> EXTRACTED DATA:
%%
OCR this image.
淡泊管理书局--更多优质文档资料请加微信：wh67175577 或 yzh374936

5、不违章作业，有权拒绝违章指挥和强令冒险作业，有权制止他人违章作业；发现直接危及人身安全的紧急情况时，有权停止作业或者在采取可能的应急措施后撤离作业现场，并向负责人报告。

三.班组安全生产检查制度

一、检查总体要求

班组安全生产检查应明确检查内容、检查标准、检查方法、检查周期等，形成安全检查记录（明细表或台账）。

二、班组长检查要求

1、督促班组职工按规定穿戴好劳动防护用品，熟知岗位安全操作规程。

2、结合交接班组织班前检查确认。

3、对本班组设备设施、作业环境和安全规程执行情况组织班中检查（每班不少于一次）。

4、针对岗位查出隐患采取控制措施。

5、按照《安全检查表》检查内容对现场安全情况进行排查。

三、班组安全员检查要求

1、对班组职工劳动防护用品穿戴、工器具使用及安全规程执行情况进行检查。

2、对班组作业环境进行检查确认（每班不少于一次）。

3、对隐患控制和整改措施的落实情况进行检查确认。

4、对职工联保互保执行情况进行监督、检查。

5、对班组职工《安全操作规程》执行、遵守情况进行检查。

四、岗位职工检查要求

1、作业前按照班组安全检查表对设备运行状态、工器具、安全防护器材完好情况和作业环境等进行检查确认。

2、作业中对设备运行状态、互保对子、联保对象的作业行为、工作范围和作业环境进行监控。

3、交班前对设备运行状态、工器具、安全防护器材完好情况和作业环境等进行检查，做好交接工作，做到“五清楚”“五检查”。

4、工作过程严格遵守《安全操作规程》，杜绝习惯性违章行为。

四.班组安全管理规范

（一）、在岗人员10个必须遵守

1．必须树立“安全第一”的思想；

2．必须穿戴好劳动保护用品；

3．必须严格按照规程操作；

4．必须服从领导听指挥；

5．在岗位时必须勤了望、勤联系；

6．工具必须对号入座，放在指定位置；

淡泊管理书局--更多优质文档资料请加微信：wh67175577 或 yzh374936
%%
Write out the material from the first line to the last, exactly.

> WRITTEN RESPONSE:
OCR this image.
淡泊管理书局--更多优质文档资料请加微信：wh67175577 或 yzh374936

5、不违章作业，有权拒绝违章指挥和强令冒险作业，有权制止他人违章作业；发现直接危及人身安全的紧急情况时，有权停止作业或者在采取可能的应急措施后撤离作业现场，并向负责人报告。

三.班组安全生产检查制度

一、检查总体要求

班组安全生产检查应明确检查内容、检查标准、检查方法、检查周期等，形成安全检查记录（明细表或台账）。

二、班组长检查要求

1、督促班组职工按规定穿戴好劳动防护用品，熟知岗位安全操作规程。

2、结合交接班组织班前检查确认。

3、对本班组设备设施、作业环境和安全规程执行情况组织班中检查（每班不少于一次）。

4、针对岗位查出隐患采取控制措施。

5、按照《安全检查表》检查内容对现场安全情况进行排查。

三、班组安全员检查要求

1、对班组职工劳动防护用品穿戴、工器具使用及安全规程执行情况进行检查。

2、对班组作业环境进行检查确认（每班不少于一次）。

3、对隐患控制和整改措施的落实情况进行检查确认。

4、对职工联保互保执行情况进行监督、检查。

5、对班组职工《安全操作规程》执行、遵守情况进行检查。

四、岗位职工检查要求

1、作业前按照班组安全检查表对设备运行状态、工器具、安全防护器材完好情况和作业环境等进行检查确认。

2、作业中对设备运行状态、互保对子、联保对象的作业行为、工作范围和作业环境进行监控。

3、交班前对设备运行状态、工器具、安全防护器材完好情况和作业环境等进行检查，做好交接工作，做到“五清楚”“五检查”。

4、工作过程严格遵守《安全操作规程》，杜绝习惯性违章行为。

四.班组安全管理规范

（一）、在岗人员10个必须遵守

1．必须树立“安全第一”的思想；

2．必须穿戴好劳动保护用品；

3．必须严格按照规程操作；

4．必须服从领导听指挥；

5．在岗位时必须勤了望、勤联系；

6．工具必须对号入座，放在指定位置；

淡泊管理书局--更多优质文档资料请加微信：wh67175577 或 yzh374936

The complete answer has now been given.